*DATA SHOWN*:
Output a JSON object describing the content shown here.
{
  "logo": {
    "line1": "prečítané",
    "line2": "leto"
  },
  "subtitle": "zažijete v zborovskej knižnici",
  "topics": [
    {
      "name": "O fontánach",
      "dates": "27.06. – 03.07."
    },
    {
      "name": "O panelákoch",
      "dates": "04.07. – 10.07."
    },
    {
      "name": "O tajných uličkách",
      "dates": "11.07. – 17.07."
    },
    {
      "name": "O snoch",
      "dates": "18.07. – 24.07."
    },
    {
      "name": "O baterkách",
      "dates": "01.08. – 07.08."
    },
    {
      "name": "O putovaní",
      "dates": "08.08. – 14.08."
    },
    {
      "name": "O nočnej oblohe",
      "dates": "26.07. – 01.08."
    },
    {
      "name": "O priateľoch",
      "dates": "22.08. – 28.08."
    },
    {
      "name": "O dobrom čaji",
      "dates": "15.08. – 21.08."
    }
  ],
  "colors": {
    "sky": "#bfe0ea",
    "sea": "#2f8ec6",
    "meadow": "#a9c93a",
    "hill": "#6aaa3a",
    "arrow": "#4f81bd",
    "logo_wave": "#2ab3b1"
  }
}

*WHAT NEEDS TO BE DONE*:
Of the lines above, copy each that contains "name".

*COMPLETED TASK*:
      "name": "O fontánach",
      "name": "O panelákoch",
      "name": "O tajných uličkách",
      "name": "O snoch",
      "name": "O baterkách",
      "name": "O putovaní",
      "name": "O nočnej oblohe",
      "name": "O priateľoch",
      "name": "O dobrom čaji",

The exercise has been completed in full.